Entries with figure data

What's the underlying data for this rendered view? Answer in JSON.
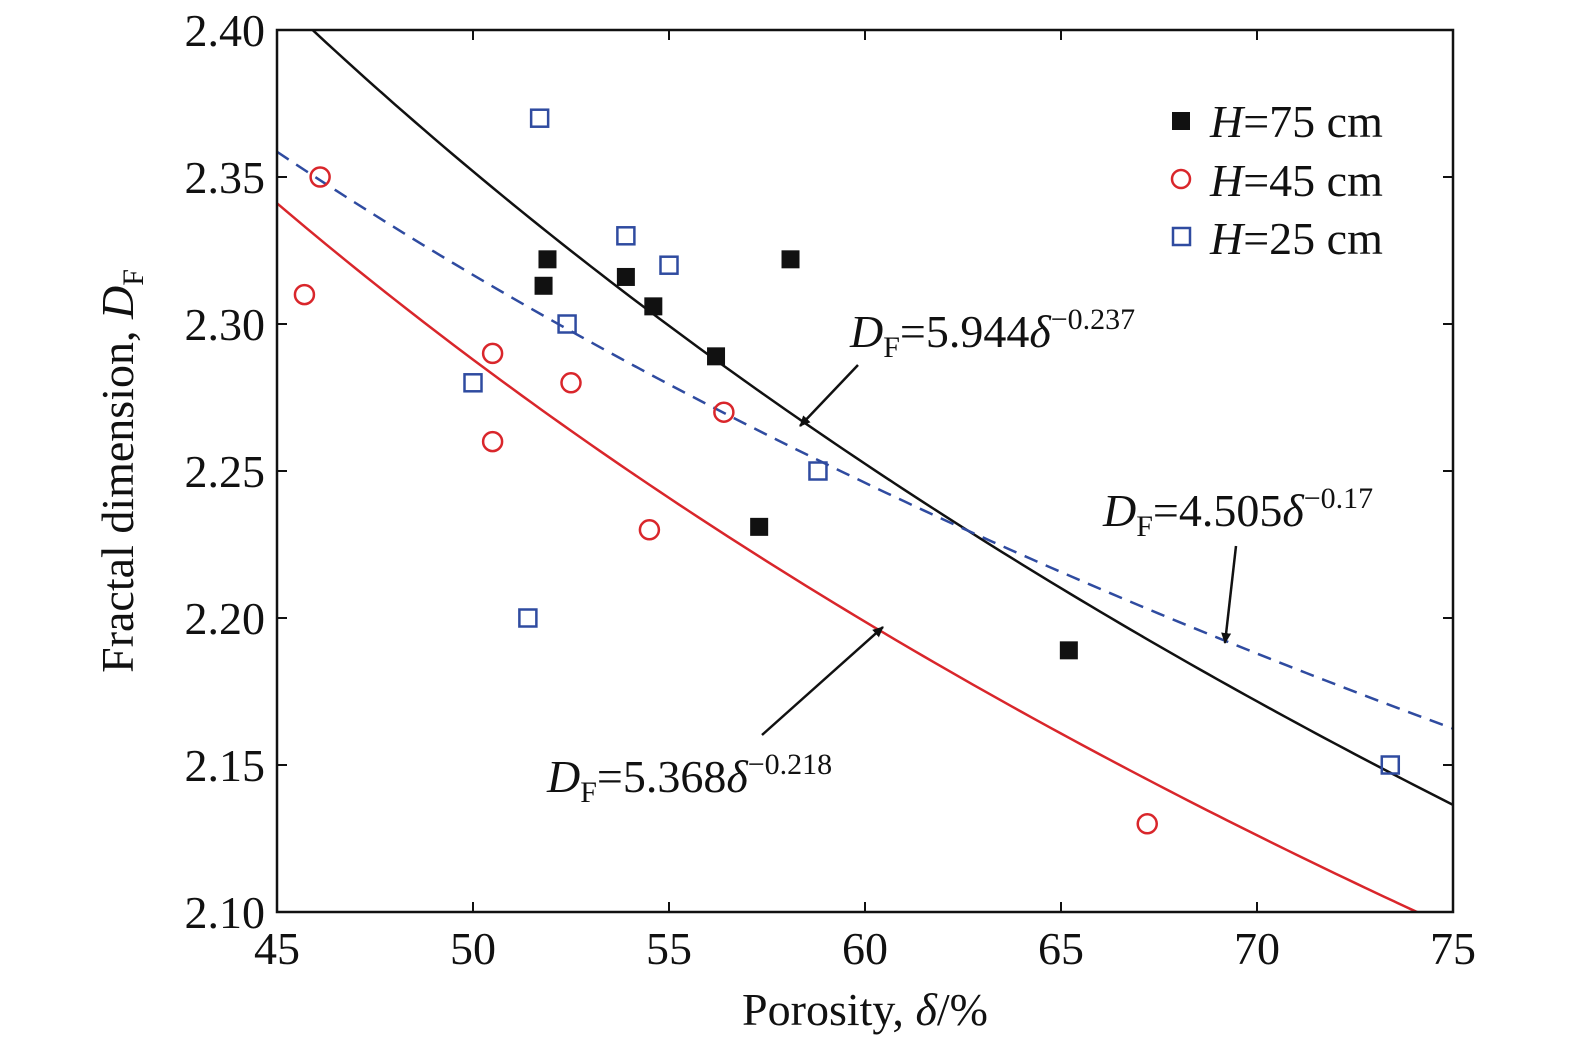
{
  "chart_data": {
    "type": "scatter",
    "xlabel": {
      "prefix": "Porosity, ",
      "symbol": "δ",
      "suffix": "/%"
    },
    "ylabel": {
      "prefix": "Fractal dimension, ",
      "symbol": "D",
      "subscript": "F"
    },
    "xlim": [
      45,
      75
    ],
    "ylim": [
      2.1,
      2.4
    ],
    "xticks": [
      "45",
      "50",
      "55",
      "60",
      "65",
      "70",
      "75"
    ],
    "yticks": [
      "2.10",
      "2.15",
      "2.20",
      "2.25",
      "2.30",
      "2.35",
      "2.40"
    ],
    "legend_position": "top-right",
    "grid": false,
    "colors": {
      "h75": "#111111",
      "h45": "#d9262b",
      "h25": "#2f4ba0"
    },
    "series": [
      {
        "name": "H=75 cm",
        "name_italic": "H",
        "name_rest": "=75 cm",
        "marker": "filled-square",
        "color": "#111111",
        "x": [
          51.8,
          51.9,
          53.9,
          54.6,
          56.2,
          57.3,
          58.1,
          65.2
        ],
        "y": [
          2.313,
          2.322,
          2.316,
          2.306,
          2.289,
          2.231,
          2.322,
          2.189
        ]
      },
      {
        "name": "H=45 cm",
        "name_italic": "H",
        "name_rest": "=45 cm",
        "marker": "open-circle",
        "color": "#d9262b",
        "x": [
          45.7,
          46.1,
          50.5,
          50.5,
          52.5,
          54.5,
          56.4,
          67.2
        ],
        "y": [
          2.31,
          2.35,
          2.29,
          2.26,
          2.28,
          2.23,
          2.27,
          2.13
        ]
      },
      {
        "name": "H=25 cm",
        "name_italic": "H",
        "name_rest": "=25 cm",
        "marker": "open-square",
        "color": "#2f4ba0",
        "x": [
          50.0,
          51.4,
          51.7,
          52.4,
          53.9,
          55.0,
          58.8,
          73.4
        ],
        "y": [
          2.28,
          2.2,
          2.37,
          2.3,
          2.33,
          2.32,
          2.25,
          2.15
        ]
      }
    ],
    "fits": [
      {
        "series": "H=75 cm",
        "a": 5.944,
        "b": -0.237,
        "style": "solid",
        "color": "#111111",
        "label_lhs": "D",
        "label_sub": "F",
        "label_mid": "=5.944",
        "label_var": "δ",
        "label_exp": "−0.237"
      },
      {
        "series": "H=45 cm",
        "a": 5.368,
        "b": -0.218,
        "style": "solid",
        "color": "#d9262b",
        "label_lhs": "D",
        "label_sub": "F",
        "label_mid": "=5.368",
        "label_var": "δ",
        "label_exp": "−0.218"
      },
      {
        "series": "H=25 cm",
        "a": 4.505,
        "b": -0.17,
        "style": "dashed",
        "color": "#2f4ba0",
        "label_lhs": "D",
        "label_sub": "F",
        "label_mid": "=4.505",
        "label_var": "δ",
        "label_exp": "−0.17"
      }
    ]
  }
}
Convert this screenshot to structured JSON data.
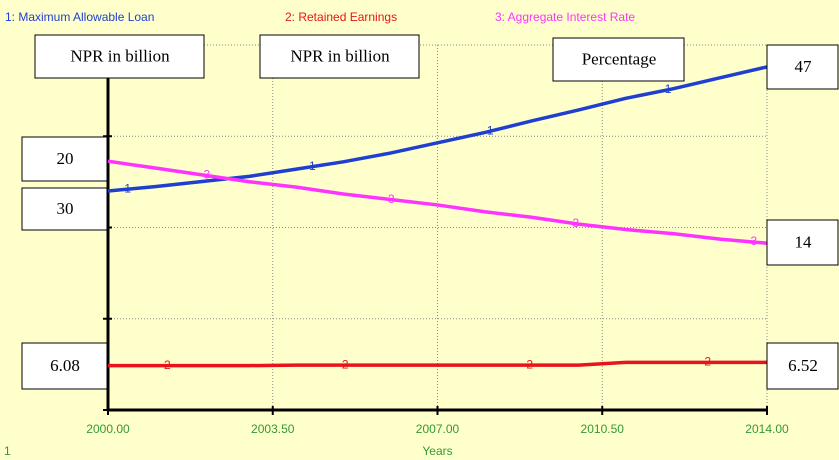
{
  "chart_data": {
    "type": "line",
    "x": [
      2000,
      2001,
      2002,
      2003,
      2004,
      2005,
      2006,
      2007,
      2008,
      2009,
      2010,
      2011,
      2012,
      2013,
      2014
    ],
    "xlim": [
      2000,
      2014
    ],
    "xticks": [
      {
        "value": 2000,
        "label": "2000.00"
      },
      {
        "value": 2003.5,
        "label": "2003.50"
      },
      {
        "value": 2007,
        "label": "2007.00"
      },
      {
        "value": 2010.5,
        "label": "2010.50"
      },
      {
        "value": 2014,
        "label": "2014.00"
      }
    ],
    "xlabel": "Years",
    "ylim": [
      0,
      50
    ],
    "yticks": [
      0,
      12.5,
      25,
      37.5,
      50
    ],
    "y2lim": [
      1.8,
      28.5
    ],
    "grid": true,
    "series": [
      {
        "name": "1: Maximum Allowable Loan",
        "marker": "1",
        "color": "#1f3fd0",
        "values": [
          30,
          30.6,
          31.3,
          32.0,
          33.0,
          34.0,
          35.2,
          36.6,
          38.0,
          39.6,
          41.1,
          42.7,
          44.0,
          45.5,
          47
        ]
      },
      {
        "name": "2: Retained Earnings",
        "marker": "2",
        "color": "#e8141b",
        "values": [
          6.08,
          6.08,
          6.08,
          6.08,
          6.15,
          6.15,
          6.15,
          6.15,
          6.15,
          6.15,
          6.15,
          6.52,
          6.52,
          6.52,
          6.52
        ]
      },
      {
        "name": "3: Aggregate Interest Rate",
        "marker": "3",
        "color": "#ff33ff",
        "axis": "y2",
        "values": [
          20,
          19.5,
          19.0,
          18.5,
          18.1,
          17.6,
          17.2,
          16.8,
          16.3,
          15.9,
          15.4,
          15.0,
          14.7,
          14.3,
          14.0
        ]
      }
    ],
    "annotations": [
      "NPR in billion",
      "NPR in billion",
      "Percentage",
      "47",
      "20",
      "30",
      "14",
      "6.08",
      "6.52"
    ],
    "page_label": "1"
  }
}
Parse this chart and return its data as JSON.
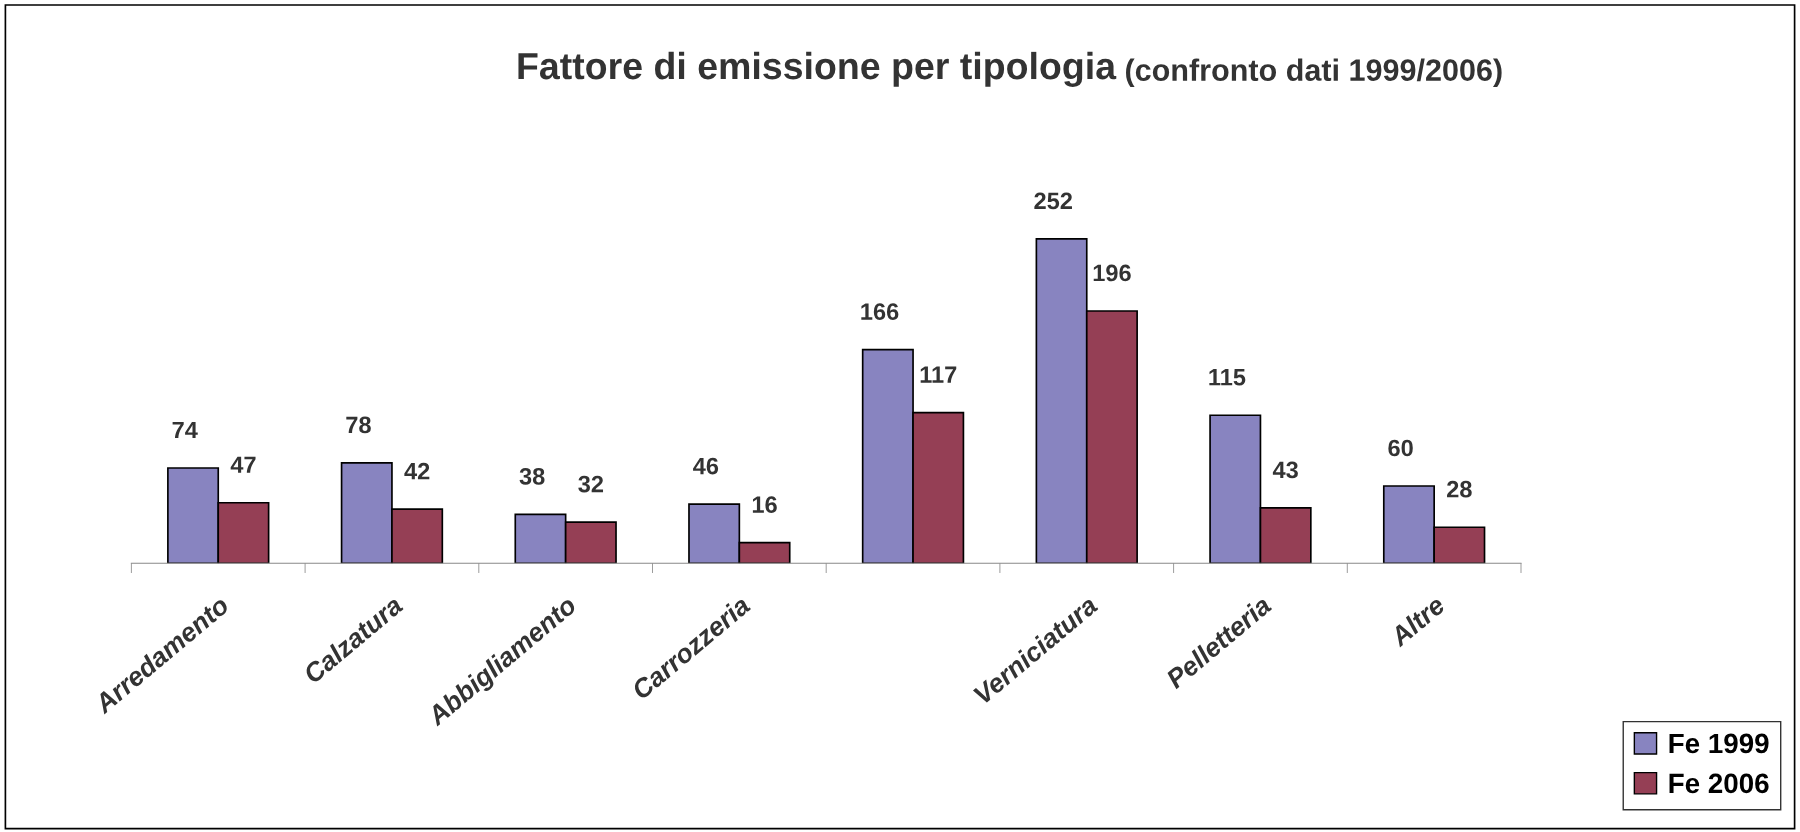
{
  "chart_data": {
    "type": "bar",
    "title": "Fattore di emissione per tipologia",
    "subtitle": "(confronto dati 1999/2006)",
    "categories": [
      "Arredamento",
      "Calzatura",
      "Abbigliamento",
      "Carrozzeria",
      null,
      "Verniciatura",
      "Pelletteria",
      "Altre"
    ],
    "series": [
      {
        "name": "Fe 1999",
        "color": "#8884c0",
        "values": [
          74,
          78,
          38,
          46,
          166,
          252,
          115,
          60
        ]
      },
      {
        "name": "Fe 2006",
        "color": "#953f55",
        "values": [
          47,
          42,
          32,
          16,
          117,
          196,
          43,
          28
        ]
      }
    ],
    "data_labels": true,
    "legend": "bottom right",
    "grid": false
  }
}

Work to complete — Keep the pictures out of the copy and return the rest of the data above exactly.

Exercise answer —
What's the underlying data for this rendered view? Answer in JSON.
{
  "chart_data": {
    "type": "scatter",
    "xlabel": {
      "prefix": "Porosity, ",
      "symbol": "δ",
      "suffix": "/%"
    },
    "ylabel": {
      "prefix": "Fractal dimension, ",
      "symbol": "D",
      "subscript": "F"
    },
    "xlim": [
      45,
      75
    ],
    "ylim": [
      2.1,
      2.4
    ],
    "xticks": [
      "45",
      "50",
      "55",
      "60",
      "65",
      "70",
      "75"
    ],
    "yticks": [
      "2.10",
      "2.15",
      "2.20",
      "2.25",
      "2.30",
      "2.35",
      "2.40"
    ],
    "legend_position": "top-right",
    "grid": false,
    "colors": {
      "h75": "#111111",
      "h45": "#d9262b",
      "h25": "#2f4ba0"
    },
    "series": [
      {
        "name": "H=75 cm",
        "name_italic": "H",
        "name_rest": "=75 cm",
        "marker": "filled-square",
        "color": "#111111",
        "x": [
          51.8,
          51.9,
          53.9,
          54.6,
          56.2,
          57.3,
          58.1,
          65.2
        ],
        "y": [
          2.313,
          2.322,
          2.316,
          2.306,
          2.289,
          2.231,
          2.322,
          2.189
        ]
      },
      {
        "name": "H=45 cm",
        "name_italic": "H",
        "name_rest": "=45 cm",
        "marker": "open-circle",
        "color": "#d9262b",
        "x": [
          45.7,
          46.1,
          50.5,
          50.5,
          52.5,
          54.5,
          56.4,
          67.2
        ],
        "y": [
          2.31,
          2.35,
          2.29,
          2.26,
          2.28,
          2.23,
          2.27,
          2.13
        ]
      },
      {
        "name": "H=25 cm",
        "name_italic": "H",
        "name_rest": "=25 cm",
        "marker": "open-square",
        "color": "#2f4ba0",
        "x": [
          50.0,
          51.4,
          51.7,
          52.4,
          53.9,
          55.0,
          58.8,
          73.4
        ],
        "y": [
          2.28,
          2.2,
          2.37,
          2.3,
          2.33,
          2.32,
          2.25,
          2.15
        ]
      }
    ],
    "fits": [
      {
        "series": "H=75 cm",
        "a": 5.944,
        "b": -0.237,
        "style": "solid",
        "color": "#111111",
        "label_lhs": "D",
        "label_sub": "F",
        "label_mid": "=5.944",
        "label_var": "δ",
        "label_exp": "−0.237"
      },
      {
        "series": "H=45 cm",
        "a": 5.368,
        "b": -0.218,
        "style": "solid",
        "color": "#d9262b",
        "label_lhs": "D",
        "label_sub": "F",
        "label_mid": "=5.368",
        "label_var": "δ",
        "label_exp": "−0.218"
      },
      {
        "series": "H=25 cm",
        "a": 4.505,
        "b": -0.17,
        "style": "dashed",
        "color": "#2f4ba0",
        "label_lhs": "D",
        "label_sub": "F",
        "label_mid": "=4.505",
        "label_var": "δ",
        "label_exp": "−0.17"
      }
    ]
  }
}
Convert this screenshot to structured JSON data.
{
  "chart_data": {
    "type": "line",
    "x": [
      2000,
      2001,
      2002,
      2003,
      2004,
      2005,
      2006,
      2007,
      2008,
      2009,
      2010,
      2011,
      2012,
      2013,
      2014
    ],
    "xlim": [
      2000,
      2014
    ],
    "xticks": [
      {
        "value": 2000,
        "label": "2000.00"
      },
      {
        "value": 2003.5,
        "label": "2003.50"
      },
      {
        "value": 2007,
        "label": "2007.00"
      },
      {
        "value": 2010.5,
        "label": "2010.50"
      },
      {
        "value": 2014,
        "label": "2014.00"
      }
    ],
    "xlabel": "Years",
    "ylim": [
      0,
      50
    ],
    "yticks": [
      0,
      12.5,
      25,
      37.5,
      50
    ],
    "y2lim": [
      1.8,
      28.5
    ],
    "grid": true,
    "series": [
      {
        "name": "1: Maximum Allowable Loan",
        "marker": "1",
        "color": "#1f3fd0",
        "values": [
          30,
          30.6,
          31.3,
          32.0,
          33.0,
          34.0,
          35.2,
          36.6,
          38.0,
          39.6,
          41.1,
          42.7,
          44.0,
          45.5,
          47
        ]
      },
      {
        "name": "2: Retained Earnings",
        "marker": "2",
        "color": "#e8141b",
        "values": [
          6.08,
          6.08,
          6.08,
          6.08,
          6.15,
          6.15,
          6.15,
          6.15,
          6.15,
          6.15,
          6.15,
          6.52,
          6.52,
          6.52,
          6.52
        ]
      },
      {
        "name": "3: Aggregate Interest Rate",
        "marker": "3",
        "color": "#ff33ff",
        "axis": "y2",
        "values": [
          20,
          19.5,
          19.0,
          18.5,
          18.1,
          17.6,
          17.2,
          16.8,
          16.3,
          15.9,
          15.4,
          15.0,
          14.7,
          14.3,
          14.0
        ]
      }
    ],
    "annotations": [
      "NPR in billion",
      "NPR in billion",
      "Percentage",
      "47",
      "20",
      "30",
      "14",
      "6.08",
      "6.52"
    ],
    "page_label": "1"
  }
}
Parse this chart and return its data as JSON.
{
  "chart_data": {
    "type": "bar",
    "title": "Fattore di emissione per tipologia",
    "subtitle": "(confronto dati 1999/2006)",
    "categories": [
      "Arredamento",
      "Calzatura",
      "Abbigliamento",
      "Carrozzeria",
      null,
      "Verniciatura",
      "Pelletteria",
      "Altre"
    ],
    "series": [
      {
        "name": "Fe 1999",
        "color": "#8884c0",
        "values": [
          74,
          78,
          38,
          46,
          166,
          252,
          115,
          60
        ]
      },
      {
        "name": "Fe 2006",
        "color": "#953f55",
        "values": [
          47,
          42,
          32,
          16,
          117,
          196,
          43,
          28
        ]
      }
    ],
    "data_labels": true,
    "legend": "bottom right",
    "grid": false
  }
}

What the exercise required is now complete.